:: Texte de la page ::
= = =

L’Eglise à côté du bordel
« Comm(e)une Ville » : Exposition du collectif de photographie documentaire Item aux Archives municipales de Lyon
Renzo Piano, l’architecte de Beaubourg, disait qu’une ville « c’est l’endroit où l’église est à côté du bordel », c’est l’espace de la promiscuité des fonctions, y compris lorsqu’elles paraissent antagonistes. Cette vision de la ville comme un ensemble de fonctions traîne en occident depuis au moins 2 500 ans : chez Platon, la ville racine, matérielle, véritable (au sens de non-voulue, alèthiné polis) commence par un cordonnier, un chaudronnier, un marchand de fruits et quelques autres métiers.
C’est une approche analytique, utile aux planificateurs, aux architectes, aux urbaniste : une ville faite de logements, de rues, de commerces, de parcs, d’écoles, de tuyaux qui amènent et évacuent l’eau, de câbles qui transportent l’électricité et internet, de camions qui fournissent les commerces et évacuent les déchets…
Mais ce n’est pas l’expérience sensible des habitants, qui circulent dans un ensemble. La ville est un artefact continu [1], tout ce qui nous est appréhensible est fait d’une main humaine. La ville est un continuum usiné. Les espaces naturels sont eux-mêmes le produit d’un projet urbain. Qu’on ouvre la porte d’une fonction, on se retrouve dans une autre. Tous les espaces sont assignés. Les usages sont prévus, au point que les utilisations imprévues de l’espace sont qualifiées de « mésusages » par les autorités dépositaires du contrôle de conformité de l’affectation des espaces et des formes bâties.
Avec la circulation des techniques et des idées, avec l’harmonisation des imaginaires urbains, les villes tendent à se ressembler, à se hérisser de gratte-ciel, à s’étirer en terrasse de bistrots, à reproduire les rues commerçantes parcourues de franchises mondialisées du vêtement et de la restauration rapide. De New-York à Jakarta, de Lyon à Lagos, l’urbanité nous est de plus en plus commune. Les mêmes produits ahurissants du progrès qu’incarnent les embouteillages, aussi bien que les sans-abri qui dorment sur les bancs des arrêts de bus, quand les logements sont de plus en plus réservés aux plateformes du tourisme urbain.
Et pourtant, à l’intérieur de chaque ville, les singularités s’affirment. A côté de ce qui est, il y a tout ce qui circule. Des noctambules croisent des manifestants, chaque terrasse de bistrot est occupée à sa manière, chaque espace porte les fantômes de son passé spécifique, les escalators de Perrache, la démolition du quartier Grôlée, les écuries de la Part-Dieu, le petit monde des bijoutiers et des polisseurs de la presqu’île. La vie résistes sans cesse à la rationalisation standardisée. On peut voir une jeune fille à cheval au pied de la résidence et des plantes adventices percent partout le béton.

= = =

:: Enregistrements d'annotation spatiale ::
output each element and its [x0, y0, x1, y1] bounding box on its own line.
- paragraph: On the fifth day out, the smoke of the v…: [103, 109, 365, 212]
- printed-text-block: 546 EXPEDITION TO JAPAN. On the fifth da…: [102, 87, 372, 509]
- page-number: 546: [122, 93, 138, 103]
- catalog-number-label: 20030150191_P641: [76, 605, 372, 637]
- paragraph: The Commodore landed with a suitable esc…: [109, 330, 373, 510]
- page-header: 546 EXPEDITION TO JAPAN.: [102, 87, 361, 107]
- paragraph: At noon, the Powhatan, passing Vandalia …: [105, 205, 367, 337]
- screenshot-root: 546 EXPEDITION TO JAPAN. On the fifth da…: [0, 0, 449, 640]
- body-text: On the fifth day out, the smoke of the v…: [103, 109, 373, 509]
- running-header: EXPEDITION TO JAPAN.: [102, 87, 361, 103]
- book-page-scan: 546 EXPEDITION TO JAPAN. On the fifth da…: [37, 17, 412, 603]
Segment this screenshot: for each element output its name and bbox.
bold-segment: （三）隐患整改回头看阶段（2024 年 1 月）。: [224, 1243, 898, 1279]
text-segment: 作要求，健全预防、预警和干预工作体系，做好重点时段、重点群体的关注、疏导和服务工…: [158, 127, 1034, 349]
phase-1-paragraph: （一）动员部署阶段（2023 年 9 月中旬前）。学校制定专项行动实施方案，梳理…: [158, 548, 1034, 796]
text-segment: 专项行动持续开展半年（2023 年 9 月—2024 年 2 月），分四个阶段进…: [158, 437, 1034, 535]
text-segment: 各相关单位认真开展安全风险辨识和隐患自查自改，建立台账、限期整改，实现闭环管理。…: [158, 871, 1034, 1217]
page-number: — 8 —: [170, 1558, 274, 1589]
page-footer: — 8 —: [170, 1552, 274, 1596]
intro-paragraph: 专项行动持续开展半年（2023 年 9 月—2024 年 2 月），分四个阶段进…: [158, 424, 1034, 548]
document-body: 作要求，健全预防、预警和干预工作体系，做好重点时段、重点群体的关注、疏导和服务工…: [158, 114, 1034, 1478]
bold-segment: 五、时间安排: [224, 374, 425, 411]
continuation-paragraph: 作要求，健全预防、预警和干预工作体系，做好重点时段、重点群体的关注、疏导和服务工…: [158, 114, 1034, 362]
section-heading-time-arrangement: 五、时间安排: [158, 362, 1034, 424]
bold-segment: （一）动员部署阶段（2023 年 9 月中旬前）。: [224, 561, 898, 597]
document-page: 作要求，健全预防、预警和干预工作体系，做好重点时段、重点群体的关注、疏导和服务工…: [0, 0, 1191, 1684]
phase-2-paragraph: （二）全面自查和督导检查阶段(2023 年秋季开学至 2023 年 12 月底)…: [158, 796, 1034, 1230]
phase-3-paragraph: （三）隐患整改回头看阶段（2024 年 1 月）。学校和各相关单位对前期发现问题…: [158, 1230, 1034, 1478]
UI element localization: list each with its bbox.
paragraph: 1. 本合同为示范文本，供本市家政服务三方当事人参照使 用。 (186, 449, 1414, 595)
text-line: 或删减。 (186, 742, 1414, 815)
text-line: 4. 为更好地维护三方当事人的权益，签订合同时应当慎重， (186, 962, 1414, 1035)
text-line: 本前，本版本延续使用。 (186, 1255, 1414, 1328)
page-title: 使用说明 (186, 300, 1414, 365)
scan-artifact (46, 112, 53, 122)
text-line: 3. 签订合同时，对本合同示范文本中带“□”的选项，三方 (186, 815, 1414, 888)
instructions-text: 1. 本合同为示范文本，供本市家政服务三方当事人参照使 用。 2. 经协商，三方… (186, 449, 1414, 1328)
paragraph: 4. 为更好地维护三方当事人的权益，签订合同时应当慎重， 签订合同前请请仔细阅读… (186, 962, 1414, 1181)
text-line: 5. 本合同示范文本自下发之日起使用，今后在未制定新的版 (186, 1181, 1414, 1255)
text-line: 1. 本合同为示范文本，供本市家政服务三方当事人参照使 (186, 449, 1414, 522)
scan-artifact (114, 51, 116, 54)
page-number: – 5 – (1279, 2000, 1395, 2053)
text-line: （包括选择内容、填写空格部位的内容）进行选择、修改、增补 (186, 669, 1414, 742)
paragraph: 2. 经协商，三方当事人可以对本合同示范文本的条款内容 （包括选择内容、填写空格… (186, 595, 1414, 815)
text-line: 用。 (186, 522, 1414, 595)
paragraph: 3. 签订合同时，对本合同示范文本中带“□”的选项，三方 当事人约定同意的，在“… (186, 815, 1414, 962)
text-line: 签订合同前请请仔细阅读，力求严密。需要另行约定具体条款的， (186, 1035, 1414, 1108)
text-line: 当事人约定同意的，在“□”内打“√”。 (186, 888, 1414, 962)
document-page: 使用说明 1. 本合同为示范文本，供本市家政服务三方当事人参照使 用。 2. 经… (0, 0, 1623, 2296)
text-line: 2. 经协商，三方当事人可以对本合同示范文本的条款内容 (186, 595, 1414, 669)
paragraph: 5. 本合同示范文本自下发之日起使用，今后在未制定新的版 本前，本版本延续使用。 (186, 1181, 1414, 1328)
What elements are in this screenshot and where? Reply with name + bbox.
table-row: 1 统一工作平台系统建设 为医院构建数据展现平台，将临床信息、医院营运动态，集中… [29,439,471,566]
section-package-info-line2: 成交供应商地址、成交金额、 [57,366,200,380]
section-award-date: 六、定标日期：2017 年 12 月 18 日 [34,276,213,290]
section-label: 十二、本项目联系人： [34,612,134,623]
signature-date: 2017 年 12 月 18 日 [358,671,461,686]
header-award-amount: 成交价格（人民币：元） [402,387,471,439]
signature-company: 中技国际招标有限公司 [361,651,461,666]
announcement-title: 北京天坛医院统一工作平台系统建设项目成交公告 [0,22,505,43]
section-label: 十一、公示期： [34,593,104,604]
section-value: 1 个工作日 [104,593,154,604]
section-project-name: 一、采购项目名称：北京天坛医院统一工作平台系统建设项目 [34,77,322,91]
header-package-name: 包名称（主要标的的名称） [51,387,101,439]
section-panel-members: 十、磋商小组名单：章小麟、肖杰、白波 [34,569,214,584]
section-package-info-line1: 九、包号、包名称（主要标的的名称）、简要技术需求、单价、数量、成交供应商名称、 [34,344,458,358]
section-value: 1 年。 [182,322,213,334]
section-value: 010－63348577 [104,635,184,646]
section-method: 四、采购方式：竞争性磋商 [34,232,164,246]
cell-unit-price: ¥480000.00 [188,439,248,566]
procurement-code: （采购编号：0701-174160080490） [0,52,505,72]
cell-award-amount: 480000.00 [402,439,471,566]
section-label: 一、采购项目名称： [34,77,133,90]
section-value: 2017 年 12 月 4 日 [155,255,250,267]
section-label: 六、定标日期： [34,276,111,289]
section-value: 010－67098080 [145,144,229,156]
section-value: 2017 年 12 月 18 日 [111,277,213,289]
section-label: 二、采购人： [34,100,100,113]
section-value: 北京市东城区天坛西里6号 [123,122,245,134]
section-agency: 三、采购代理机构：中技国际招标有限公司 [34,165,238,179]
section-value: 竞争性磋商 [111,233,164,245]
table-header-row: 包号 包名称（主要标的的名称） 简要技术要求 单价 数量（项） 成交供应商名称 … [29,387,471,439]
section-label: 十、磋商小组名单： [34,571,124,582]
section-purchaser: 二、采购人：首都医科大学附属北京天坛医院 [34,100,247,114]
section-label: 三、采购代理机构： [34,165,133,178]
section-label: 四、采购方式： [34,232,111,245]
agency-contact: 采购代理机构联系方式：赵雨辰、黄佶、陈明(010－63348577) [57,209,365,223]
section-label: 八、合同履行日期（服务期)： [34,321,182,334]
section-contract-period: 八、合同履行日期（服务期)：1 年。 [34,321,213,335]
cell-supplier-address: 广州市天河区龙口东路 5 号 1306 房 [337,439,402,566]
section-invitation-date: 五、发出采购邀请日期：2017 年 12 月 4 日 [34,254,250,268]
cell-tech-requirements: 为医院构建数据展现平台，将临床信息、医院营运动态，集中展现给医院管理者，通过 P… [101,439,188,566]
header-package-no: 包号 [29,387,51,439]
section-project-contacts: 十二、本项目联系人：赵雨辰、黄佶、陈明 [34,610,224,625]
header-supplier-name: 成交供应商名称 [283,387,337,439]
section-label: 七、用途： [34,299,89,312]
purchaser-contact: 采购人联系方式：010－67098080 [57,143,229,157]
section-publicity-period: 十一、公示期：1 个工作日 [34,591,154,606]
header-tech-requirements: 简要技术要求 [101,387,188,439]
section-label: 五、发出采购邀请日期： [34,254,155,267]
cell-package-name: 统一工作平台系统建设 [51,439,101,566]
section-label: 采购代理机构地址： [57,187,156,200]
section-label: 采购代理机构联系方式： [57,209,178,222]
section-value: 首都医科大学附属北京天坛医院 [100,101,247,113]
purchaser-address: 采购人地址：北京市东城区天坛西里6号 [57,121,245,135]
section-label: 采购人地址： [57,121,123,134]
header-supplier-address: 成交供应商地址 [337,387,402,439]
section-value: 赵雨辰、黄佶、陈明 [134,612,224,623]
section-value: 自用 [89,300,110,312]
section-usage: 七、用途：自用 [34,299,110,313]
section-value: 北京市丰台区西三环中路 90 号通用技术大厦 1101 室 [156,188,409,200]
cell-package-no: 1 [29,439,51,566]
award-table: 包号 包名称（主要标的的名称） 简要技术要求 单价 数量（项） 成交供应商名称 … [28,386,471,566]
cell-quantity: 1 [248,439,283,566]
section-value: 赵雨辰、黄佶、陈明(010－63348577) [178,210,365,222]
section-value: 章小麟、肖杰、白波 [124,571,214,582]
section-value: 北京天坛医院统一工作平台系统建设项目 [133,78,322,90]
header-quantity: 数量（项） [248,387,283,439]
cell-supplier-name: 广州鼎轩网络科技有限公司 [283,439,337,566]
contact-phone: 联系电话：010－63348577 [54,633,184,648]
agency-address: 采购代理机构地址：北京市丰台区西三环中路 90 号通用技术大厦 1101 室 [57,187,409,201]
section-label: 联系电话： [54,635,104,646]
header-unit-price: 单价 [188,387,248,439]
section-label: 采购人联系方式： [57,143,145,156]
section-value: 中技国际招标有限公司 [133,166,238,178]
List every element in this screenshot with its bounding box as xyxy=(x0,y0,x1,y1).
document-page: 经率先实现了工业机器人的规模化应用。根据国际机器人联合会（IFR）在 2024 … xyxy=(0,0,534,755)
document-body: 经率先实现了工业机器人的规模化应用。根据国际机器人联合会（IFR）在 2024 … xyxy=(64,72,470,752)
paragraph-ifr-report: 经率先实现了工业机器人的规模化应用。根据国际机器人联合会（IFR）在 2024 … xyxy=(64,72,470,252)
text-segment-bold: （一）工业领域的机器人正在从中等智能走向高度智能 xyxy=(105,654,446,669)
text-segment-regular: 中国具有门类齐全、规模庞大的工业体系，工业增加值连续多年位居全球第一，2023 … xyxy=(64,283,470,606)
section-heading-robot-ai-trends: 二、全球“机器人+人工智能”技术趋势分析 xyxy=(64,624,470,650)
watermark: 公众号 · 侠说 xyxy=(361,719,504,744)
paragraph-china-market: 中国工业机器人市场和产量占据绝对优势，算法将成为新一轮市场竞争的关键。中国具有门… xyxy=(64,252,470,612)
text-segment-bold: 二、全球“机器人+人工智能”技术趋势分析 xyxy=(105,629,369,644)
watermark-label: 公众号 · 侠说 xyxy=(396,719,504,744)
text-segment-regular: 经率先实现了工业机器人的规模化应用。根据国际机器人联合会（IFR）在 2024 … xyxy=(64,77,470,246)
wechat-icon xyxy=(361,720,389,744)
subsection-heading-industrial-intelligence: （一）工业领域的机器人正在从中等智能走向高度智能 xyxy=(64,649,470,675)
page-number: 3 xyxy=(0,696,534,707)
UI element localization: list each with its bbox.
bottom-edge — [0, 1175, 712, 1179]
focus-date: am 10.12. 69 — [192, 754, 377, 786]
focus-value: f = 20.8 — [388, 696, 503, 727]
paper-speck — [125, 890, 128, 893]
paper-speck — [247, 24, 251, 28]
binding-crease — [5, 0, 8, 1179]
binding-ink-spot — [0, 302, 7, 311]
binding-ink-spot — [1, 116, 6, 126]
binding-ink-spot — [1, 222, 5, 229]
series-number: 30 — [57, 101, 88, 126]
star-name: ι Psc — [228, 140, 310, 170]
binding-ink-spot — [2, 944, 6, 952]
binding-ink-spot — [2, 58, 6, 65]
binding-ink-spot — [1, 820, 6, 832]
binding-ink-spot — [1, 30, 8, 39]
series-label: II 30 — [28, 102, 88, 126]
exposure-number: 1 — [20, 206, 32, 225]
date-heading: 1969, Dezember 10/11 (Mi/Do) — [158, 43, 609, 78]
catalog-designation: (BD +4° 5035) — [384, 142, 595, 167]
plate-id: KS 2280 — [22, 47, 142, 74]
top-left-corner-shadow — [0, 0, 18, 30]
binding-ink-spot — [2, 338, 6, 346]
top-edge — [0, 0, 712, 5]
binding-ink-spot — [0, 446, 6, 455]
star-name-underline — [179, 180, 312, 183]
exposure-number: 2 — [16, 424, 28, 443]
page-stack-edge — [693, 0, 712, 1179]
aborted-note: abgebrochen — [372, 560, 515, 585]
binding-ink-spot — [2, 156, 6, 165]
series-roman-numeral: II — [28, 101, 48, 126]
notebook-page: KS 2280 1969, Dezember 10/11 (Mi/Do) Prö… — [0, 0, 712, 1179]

= = =

:: Consigne A ::
Reformule sous forme de liste le paragraphe du texte sur la ville qui commence par « C’est une approche analytique », en conservant ses faits principaux.
:: Consigne B ::
Convertis en tableau Markdown, avec les colonnes N° et Ligne, les lignes des enregistrements depuis leur début jusqu’à la ligne contenant "- running-header: EXPEDITION", incluse, en omettant les lignes vides.
Le texte et les enregistrements n'ont aucun rapport entre eux.

:: Réponse A ::
- Approche analytique de la ville, utile aux planificateurs, aux architectes et aux urbanistes
- Une ville faite de logements, de rues, de commerces, de parcs et d’écoles
- Des tuyaux qui amènent et évacuent l’eau
- Des câbles qui transportent l’électricité et internet
- Des camions qui fournissent les commerces et évacuent les déchets

:: Réponse B ::
| N° | Ligne |
|---|---|
| 1 | output each element and its [x0, y0, x1, y1] bounding box on its own line. |
| 2 | - paragraph: On the fifth day out, the smoke of the v…: [103, 109, 365, 212] |
| 3 | - printed-text-block: 546 EXPEDITION TO JAPAN. On the fifth da…: [102, 87, 372, 509] |
| 4 | - page-number: 546: [122, 93, 138, 103] |
| 5 | - catalog-number-label: 20030150191_P641: [76, 605, 372, 637] |
| 6 | - paragraph: The Commodore landed with a suitable esc…: [109, 330, 373, 510] |
| 7 | - page-header: 546 EXPEDITION TO JAPAN.: [102, 87, 361, 107] |
| 8 | - paragraph: At noon, the Powhatan, passing Vandalia …: [105, 205, 367, 337] |
| 9 | - screenshot-root: 546 EXPEDITION TO JAPAN. On the fifth da…: [0, 0, 449, 640] |
| 10 | - body-text: On the fifth day out, the smoke of the v…: [103, 109, 373, 509] |
| 11 | - running-header: EXPEDITION TO JAPAN.: [102, 87, 361, 103] |